• Given problem: Pull out every line in the data that has the string "from" in it.

________

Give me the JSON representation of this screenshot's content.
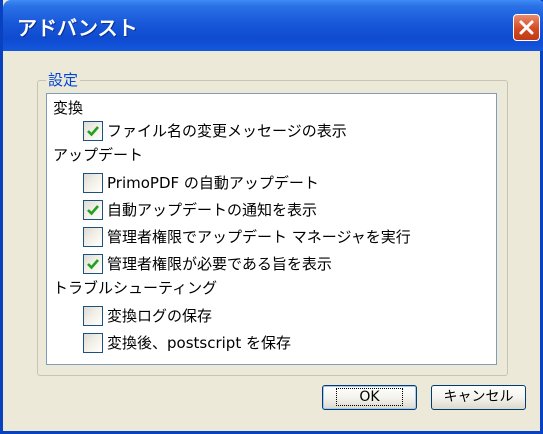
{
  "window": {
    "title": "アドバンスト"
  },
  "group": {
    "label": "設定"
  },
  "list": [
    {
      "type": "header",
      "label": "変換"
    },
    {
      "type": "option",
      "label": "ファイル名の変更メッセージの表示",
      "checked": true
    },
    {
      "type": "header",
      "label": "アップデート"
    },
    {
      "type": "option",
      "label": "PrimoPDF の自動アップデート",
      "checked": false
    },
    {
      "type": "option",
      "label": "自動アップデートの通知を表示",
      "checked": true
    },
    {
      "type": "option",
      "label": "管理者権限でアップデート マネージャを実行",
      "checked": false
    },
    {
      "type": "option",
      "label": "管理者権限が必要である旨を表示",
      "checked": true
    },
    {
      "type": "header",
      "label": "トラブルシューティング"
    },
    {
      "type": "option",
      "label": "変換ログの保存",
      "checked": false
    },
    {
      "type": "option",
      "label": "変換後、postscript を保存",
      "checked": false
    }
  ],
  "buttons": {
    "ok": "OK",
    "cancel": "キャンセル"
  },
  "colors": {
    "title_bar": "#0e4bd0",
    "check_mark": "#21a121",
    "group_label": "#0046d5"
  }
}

________

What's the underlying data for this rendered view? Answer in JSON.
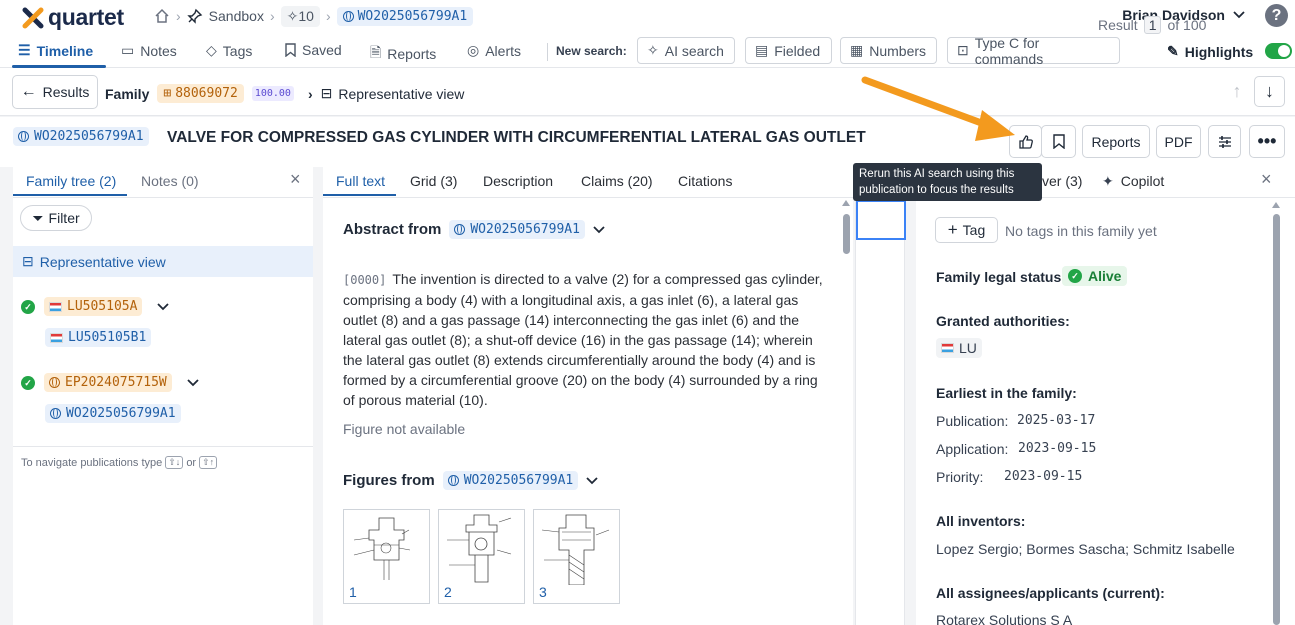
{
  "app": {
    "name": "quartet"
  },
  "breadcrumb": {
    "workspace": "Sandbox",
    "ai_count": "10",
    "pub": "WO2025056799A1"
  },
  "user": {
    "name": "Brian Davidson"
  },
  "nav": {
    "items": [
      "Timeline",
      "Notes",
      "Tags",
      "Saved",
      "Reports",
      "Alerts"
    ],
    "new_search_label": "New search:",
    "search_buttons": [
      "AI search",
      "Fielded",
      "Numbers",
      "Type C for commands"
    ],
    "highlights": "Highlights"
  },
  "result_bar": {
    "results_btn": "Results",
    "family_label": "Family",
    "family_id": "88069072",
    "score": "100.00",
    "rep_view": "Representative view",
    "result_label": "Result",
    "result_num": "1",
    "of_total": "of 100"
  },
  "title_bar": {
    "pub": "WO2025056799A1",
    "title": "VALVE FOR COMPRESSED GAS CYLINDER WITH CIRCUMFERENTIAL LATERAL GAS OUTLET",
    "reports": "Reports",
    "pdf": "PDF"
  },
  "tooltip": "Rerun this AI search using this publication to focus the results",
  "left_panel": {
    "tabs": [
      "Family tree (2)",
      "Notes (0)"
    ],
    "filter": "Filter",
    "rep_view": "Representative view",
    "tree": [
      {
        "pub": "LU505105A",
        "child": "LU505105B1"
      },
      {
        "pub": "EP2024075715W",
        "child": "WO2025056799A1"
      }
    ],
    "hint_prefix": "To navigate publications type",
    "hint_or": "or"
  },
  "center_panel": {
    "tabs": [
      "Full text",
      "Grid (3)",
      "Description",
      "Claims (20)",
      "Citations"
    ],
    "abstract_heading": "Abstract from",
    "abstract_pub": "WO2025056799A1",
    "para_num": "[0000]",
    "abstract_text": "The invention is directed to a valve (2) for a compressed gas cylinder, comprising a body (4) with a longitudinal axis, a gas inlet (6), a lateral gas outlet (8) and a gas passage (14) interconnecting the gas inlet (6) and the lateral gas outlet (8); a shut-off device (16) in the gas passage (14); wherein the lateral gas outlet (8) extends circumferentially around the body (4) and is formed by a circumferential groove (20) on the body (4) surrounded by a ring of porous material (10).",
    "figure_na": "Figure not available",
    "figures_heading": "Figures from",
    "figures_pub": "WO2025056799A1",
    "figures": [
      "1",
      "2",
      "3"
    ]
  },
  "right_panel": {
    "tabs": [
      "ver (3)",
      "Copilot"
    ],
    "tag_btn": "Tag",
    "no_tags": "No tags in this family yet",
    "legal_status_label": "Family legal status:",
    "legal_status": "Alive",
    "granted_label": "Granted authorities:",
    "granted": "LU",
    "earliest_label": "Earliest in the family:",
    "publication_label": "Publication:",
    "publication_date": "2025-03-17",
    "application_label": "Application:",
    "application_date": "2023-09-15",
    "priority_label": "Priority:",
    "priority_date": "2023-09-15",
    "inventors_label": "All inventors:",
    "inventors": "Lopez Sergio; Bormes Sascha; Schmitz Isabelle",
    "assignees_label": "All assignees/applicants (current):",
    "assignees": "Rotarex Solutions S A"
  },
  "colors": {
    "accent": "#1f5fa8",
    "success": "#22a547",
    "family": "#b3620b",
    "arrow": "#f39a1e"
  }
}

________

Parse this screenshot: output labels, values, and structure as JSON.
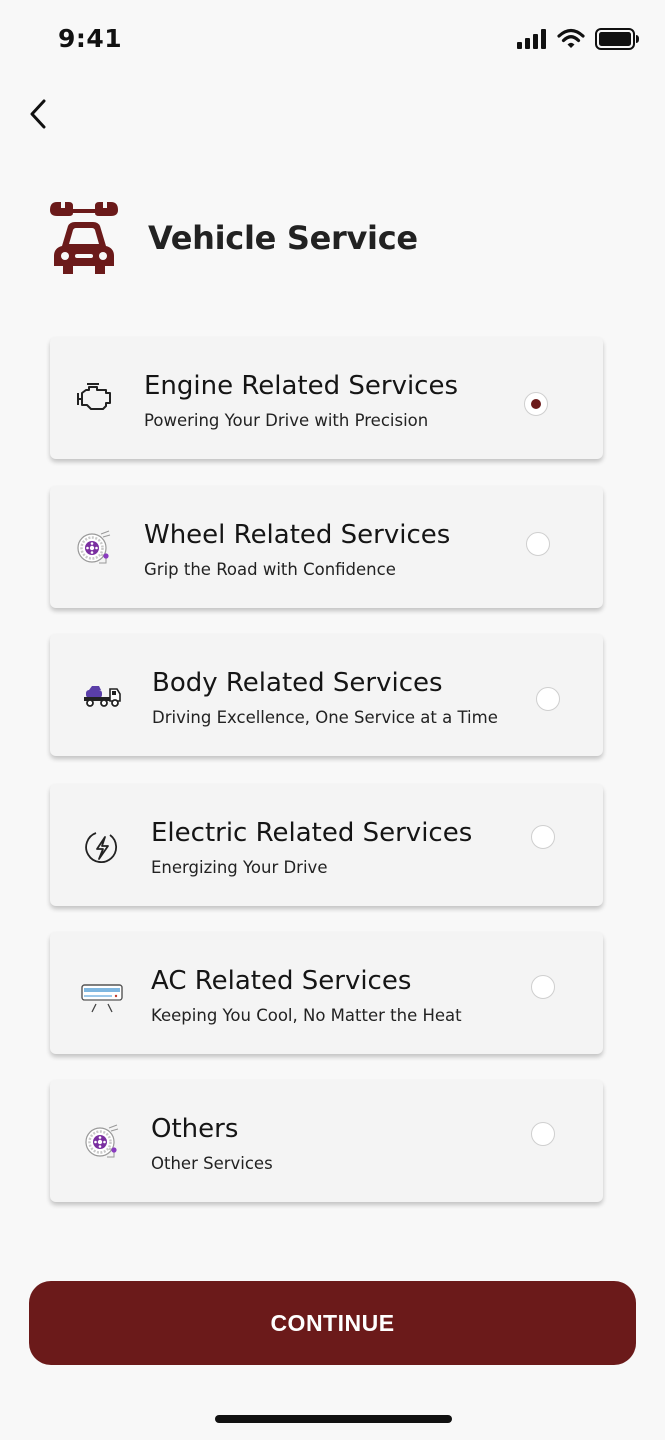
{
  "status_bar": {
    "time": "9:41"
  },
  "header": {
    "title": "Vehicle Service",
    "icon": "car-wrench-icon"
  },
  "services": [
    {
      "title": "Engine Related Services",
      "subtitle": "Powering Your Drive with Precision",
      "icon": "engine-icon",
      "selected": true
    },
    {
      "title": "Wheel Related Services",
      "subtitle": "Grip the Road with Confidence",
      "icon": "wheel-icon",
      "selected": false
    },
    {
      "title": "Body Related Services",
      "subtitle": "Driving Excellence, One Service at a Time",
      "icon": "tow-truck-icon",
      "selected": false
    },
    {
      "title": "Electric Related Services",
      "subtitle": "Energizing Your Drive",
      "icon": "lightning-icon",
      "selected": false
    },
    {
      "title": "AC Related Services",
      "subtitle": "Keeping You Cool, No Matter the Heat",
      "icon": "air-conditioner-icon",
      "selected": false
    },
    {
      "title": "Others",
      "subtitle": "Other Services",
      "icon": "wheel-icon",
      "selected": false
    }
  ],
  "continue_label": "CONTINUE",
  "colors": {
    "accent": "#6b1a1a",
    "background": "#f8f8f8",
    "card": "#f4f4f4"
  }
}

________

• Finished exercise:
    "abstract_heading": "Abstract from",
    "figures_heading": "Figures from",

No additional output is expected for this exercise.